### What needs to be done:
Please reproduce the lines below without any change, starting with the first one and ending with the line that contains "camera-dots (58, 187, 586, 194)". Include both of those lines.

### Records for this task:
⁂
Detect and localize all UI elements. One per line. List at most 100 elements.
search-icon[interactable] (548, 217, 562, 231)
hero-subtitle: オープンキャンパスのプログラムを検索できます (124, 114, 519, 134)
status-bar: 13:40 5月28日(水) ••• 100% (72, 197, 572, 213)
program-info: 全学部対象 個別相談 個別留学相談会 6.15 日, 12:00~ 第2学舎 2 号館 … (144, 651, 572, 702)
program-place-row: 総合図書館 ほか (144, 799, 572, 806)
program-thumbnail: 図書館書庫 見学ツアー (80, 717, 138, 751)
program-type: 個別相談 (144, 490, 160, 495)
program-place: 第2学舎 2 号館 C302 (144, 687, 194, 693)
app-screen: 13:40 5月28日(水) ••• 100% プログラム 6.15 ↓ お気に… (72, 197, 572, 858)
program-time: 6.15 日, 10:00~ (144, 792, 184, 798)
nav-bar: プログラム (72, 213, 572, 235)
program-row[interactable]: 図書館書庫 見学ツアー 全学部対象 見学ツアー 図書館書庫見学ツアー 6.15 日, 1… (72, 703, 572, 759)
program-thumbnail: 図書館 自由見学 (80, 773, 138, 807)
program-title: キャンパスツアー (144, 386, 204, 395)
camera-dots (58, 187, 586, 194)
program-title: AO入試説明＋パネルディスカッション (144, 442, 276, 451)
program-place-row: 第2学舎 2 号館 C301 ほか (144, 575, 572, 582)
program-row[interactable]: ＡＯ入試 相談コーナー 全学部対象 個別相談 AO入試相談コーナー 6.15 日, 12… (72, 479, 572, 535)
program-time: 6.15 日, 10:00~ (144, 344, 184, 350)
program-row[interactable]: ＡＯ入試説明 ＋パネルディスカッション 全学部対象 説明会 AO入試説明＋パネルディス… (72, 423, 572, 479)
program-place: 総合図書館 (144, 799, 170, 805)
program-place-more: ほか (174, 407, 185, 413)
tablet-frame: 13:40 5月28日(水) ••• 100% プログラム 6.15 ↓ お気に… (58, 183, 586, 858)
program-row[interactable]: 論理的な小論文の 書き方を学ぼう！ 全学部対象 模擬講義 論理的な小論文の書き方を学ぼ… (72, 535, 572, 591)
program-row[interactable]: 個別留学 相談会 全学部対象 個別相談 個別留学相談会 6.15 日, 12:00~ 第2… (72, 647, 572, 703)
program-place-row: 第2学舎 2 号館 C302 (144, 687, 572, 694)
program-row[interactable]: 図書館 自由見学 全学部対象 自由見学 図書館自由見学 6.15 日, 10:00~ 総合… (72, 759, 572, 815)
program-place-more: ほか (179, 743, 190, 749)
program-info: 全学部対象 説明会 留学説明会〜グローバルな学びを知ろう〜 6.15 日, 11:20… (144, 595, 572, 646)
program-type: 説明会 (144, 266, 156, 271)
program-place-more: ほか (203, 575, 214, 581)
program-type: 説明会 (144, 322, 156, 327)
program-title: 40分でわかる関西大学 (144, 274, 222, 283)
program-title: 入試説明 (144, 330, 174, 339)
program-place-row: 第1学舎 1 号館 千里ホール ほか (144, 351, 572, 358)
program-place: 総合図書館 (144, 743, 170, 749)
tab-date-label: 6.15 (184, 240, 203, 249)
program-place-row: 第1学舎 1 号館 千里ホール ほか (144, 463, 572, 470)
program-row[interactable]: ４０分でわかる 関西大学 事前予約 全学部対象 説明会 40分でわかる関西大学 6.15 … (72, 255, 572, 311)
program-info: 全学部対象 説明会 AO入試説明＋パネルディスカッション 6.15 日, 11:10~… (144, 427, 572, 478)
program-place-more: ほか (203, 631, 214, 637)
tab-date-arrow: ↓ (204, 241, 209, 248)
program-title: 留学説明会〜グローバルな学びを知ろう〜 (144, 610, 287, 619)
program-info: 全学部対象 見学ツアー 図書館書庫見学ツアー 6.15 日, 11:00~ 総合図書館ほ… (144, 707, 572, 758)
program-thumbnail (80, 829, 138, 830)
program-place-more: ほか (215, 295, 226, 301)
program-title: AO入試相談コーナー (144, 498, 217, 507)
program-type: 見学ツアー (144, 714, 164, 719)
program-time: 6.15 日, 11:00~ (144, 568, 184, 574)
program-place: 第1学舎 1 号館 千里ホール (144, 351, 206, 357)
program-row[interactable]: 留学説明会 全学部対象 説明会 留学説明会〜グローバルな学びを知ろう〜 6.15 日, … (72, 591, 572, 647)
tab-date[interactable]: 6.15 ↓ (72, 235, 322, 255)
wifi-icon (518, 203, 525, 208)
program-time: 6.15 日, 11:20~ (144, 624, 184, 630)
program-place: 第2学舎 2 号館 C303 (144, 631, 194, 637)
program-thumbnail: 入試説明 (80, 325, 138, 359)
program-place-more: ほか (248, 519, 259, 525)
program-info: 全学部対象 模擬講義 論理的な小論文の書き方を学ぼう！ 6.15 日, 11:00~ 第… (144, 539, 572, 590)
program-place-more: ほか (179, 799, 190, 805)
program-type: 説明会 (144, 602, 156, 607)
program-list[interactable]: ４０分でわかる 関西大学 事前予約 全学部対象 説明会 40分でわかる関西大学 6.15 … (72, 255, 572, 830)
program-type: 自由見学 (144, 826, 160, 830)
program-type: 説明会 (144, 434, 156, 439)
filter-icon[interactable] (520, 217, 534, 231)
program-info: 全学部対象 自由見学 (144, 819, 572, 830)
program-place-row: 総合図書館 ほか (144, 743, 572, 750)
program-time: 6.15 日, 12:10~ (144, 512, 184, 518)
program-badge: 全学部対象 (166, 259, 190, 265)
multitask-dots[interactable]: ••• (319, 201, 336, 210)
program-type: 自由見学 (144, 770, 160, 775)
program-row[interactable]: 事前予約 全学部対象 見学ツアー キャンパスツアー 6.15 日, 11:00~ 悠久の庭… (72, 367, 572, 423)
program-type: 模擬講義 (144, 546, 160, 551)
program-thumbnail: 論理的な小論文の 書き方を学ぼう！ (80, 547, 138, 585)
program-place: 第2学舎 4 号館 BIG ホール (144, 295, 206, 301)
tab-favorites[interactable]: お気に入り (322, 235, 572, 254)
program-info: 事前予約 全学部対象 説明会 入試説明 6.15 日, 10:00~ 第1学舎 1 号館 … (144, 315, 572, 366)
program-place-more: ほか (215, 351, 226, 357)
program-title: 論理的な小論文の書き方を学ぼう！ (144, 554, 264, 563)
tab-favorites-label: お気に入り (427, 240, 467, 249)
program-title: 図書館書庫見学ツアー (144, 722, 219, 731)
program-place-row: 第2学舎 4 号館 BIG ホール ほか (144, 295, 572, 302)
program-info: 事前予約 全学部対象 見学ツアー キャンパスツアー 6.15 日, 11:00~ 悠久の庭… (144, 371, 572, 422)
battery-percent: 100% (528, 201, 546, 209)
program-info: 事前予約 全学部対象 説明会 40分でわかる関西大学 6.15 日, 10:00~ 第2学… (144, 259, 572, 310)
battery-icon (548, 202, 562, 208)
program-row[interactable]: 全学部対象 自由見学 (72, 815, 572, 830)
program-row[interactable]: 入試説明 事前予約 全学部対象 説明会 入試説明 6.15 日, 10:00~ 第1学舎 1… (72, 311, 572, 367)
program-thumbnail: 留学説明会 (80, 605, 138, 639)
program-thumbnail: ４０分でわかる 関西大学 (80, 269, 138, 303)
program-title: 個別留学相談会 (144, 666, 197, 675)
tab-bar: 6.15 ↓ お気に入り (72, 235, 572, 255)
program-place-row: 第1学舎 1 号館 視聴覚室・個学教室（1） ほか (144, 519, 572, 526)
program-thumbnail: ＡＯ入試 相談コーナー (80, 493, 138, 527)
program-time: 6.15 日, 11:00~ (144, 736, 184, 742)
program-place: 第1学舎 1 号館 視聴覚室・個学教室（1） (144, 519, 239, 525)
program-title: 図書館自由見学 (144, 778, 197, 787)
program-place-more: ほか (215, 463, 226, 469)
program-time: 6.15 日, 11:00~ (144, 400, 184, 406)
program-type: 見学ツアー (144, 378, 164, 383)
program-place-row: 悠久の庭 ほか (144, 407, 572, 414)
⁂
### Output of the task:
Detect and localize all UI elements. One per line. List at most 100 elements.
search-icon[interactable] (548, 217, 562, 231)
hero-subtitle: オープンキャンパスのプログラムを検索できます (124, 114, 519, 134)
status-bar: 13:40 5月28日(水) ••• 100% (72, 197, 572, 213)
program-info: 全学部対象 個別相談 個別留学相談会 6.15 日, 12:00~ 第2学舎 2 号館 … (144, 651, 572, 702)
program-place-row: 総合図書館 ほか (144, 799, 572, 806)
program-thumbnail: 図書館書庫 見学ツアー (80, 717, 138, 751)
program-type: 個別相談 (144, 490, 160, 495)
program-place: 第2学舎 2 号館 C302 (144, 687, 194, 693)
app-screen: 13:40 5月28日(水) ••• 100% プログラム 6.15 ↓ お気に… (72, 197, 572, 858)
program-time: 6.15 日, 10:00~ (144, 792, 184, 798)
nav-bar: プログラム (72, 213, 572, 235)
program-row[interactable]: 図書館書庫 見学ツアー 全学部対象 見学ツアー 図書館書庫見学ツアー 6.15 日, 1… (72, 703, 572, 759)
program-thumbnail: 図書館 自由見学 (80, 773, 138, 807)
program-title: キャンパスツアー (144, 386, 204, 395)
camera-dots (58, 187, 586, 194)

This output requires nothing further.